» **EXERCISE INSTRUCTIONS**
Spot every line with the word "label" and return it.

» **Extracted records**
- - -
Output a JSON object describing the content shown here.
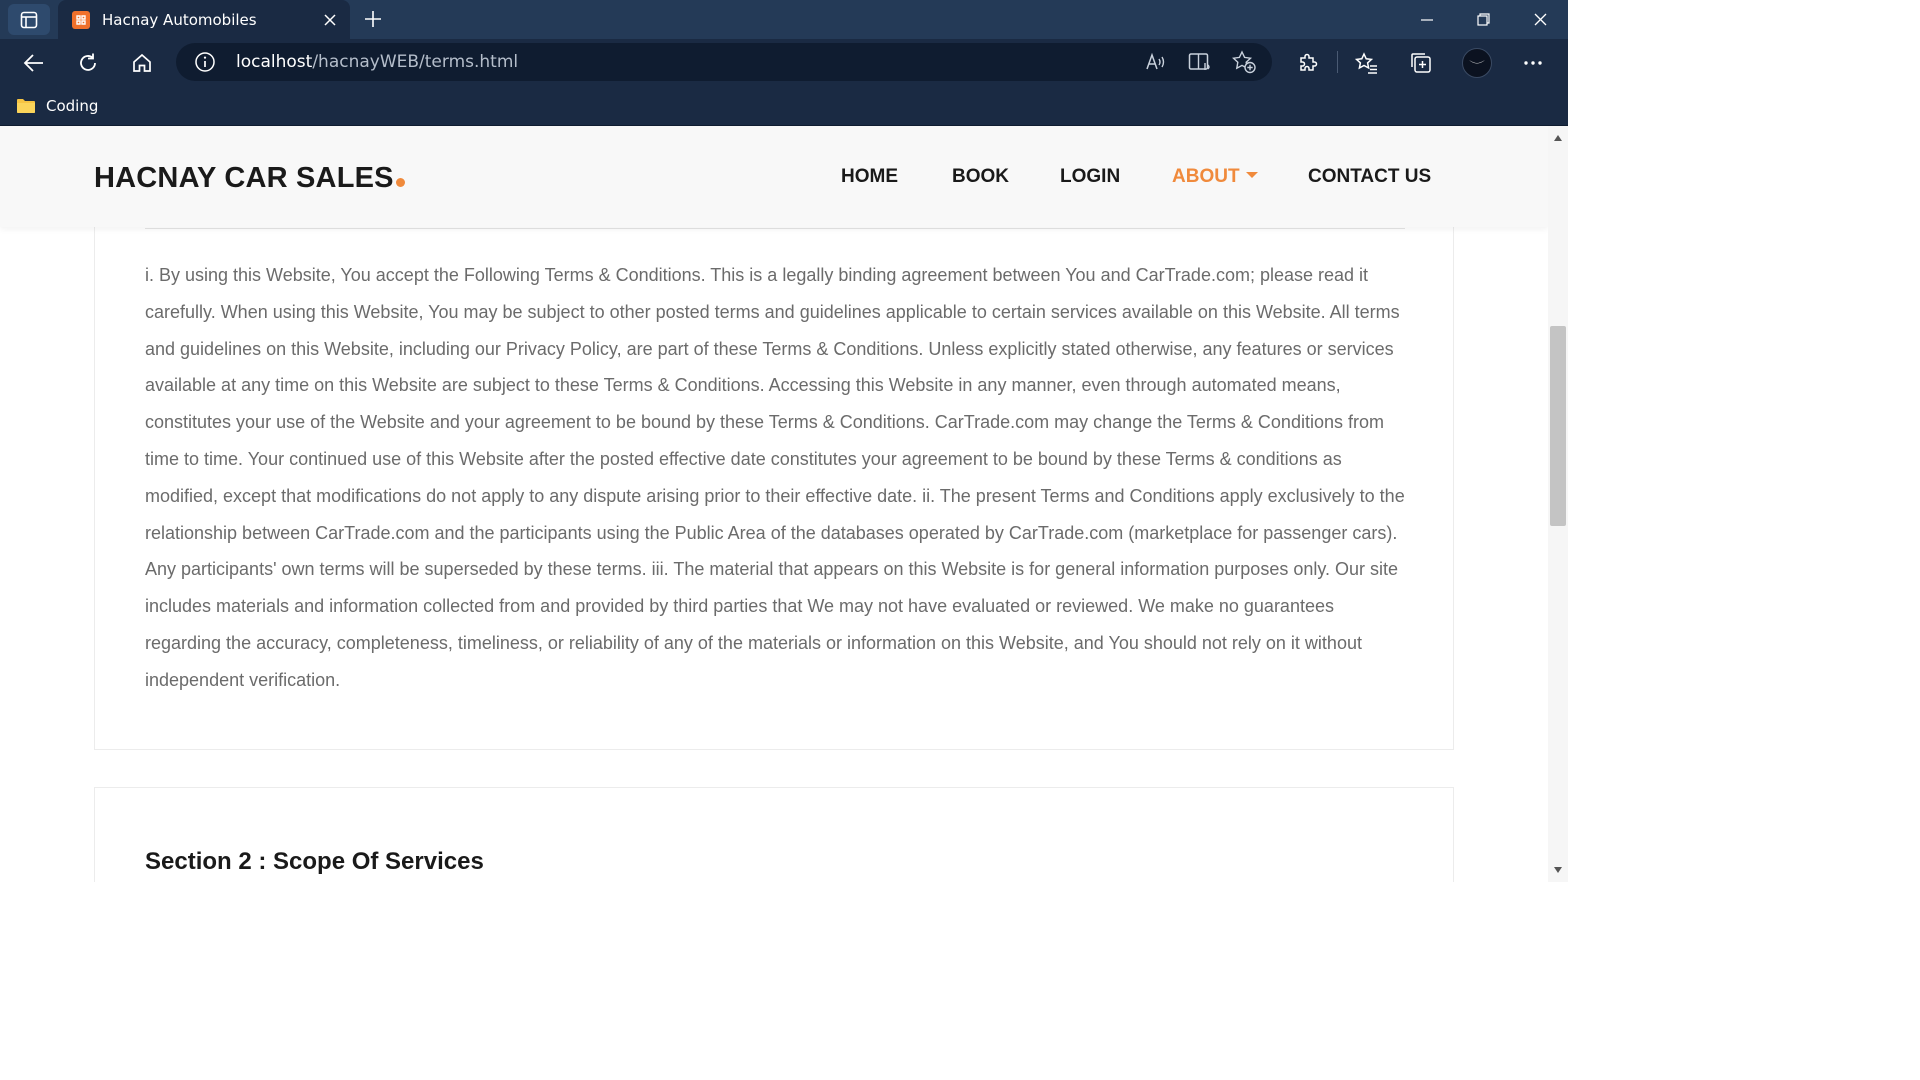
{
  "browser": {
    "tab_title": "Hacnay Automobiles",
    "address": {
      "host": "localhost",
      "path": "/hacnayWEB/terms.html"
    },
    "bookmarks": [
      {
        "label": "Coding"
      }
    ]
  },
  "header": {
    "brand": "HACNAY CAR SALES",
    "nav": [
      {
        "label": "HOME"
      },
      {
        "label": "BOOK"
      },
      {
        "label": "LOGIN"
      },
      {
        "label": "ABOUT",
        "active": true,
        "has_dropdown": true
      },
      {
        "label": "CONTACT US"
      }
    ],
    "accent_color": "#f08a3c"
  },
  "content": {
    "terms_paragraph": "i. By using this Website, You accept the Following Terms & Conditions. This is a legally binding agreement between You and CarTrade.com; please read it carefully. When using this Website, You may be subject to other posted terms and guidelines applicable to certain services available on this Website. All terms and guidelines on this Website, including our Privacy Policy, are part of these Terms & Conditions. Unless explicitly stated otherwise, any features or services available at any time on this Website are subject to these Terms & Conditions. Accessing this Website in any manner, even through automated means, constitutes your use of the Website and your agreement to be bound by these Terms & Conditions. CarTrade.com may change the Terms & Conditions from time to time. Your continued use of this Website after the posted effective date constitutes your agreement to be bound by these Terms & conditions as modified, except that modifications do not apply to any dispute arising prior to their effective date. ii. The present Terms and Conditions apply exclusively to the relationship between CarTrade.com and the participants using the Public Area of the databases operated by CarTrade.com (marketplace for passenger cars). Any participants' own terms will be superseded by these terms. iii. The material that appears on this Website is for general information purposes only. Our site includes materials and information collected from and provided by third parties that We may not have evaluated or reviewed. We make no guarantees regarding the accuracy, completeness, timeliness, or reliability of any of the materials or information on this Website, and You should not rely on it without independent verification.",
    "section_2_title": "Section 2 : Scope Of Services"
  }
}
- - -
» **TASK RESPONSE**
        "label": "Coding"
        "label": "HOME"
        "label": "BOOK"
        "label": "LOGIN"
        "label": "ABOUT",
        "label": "CONTACT US"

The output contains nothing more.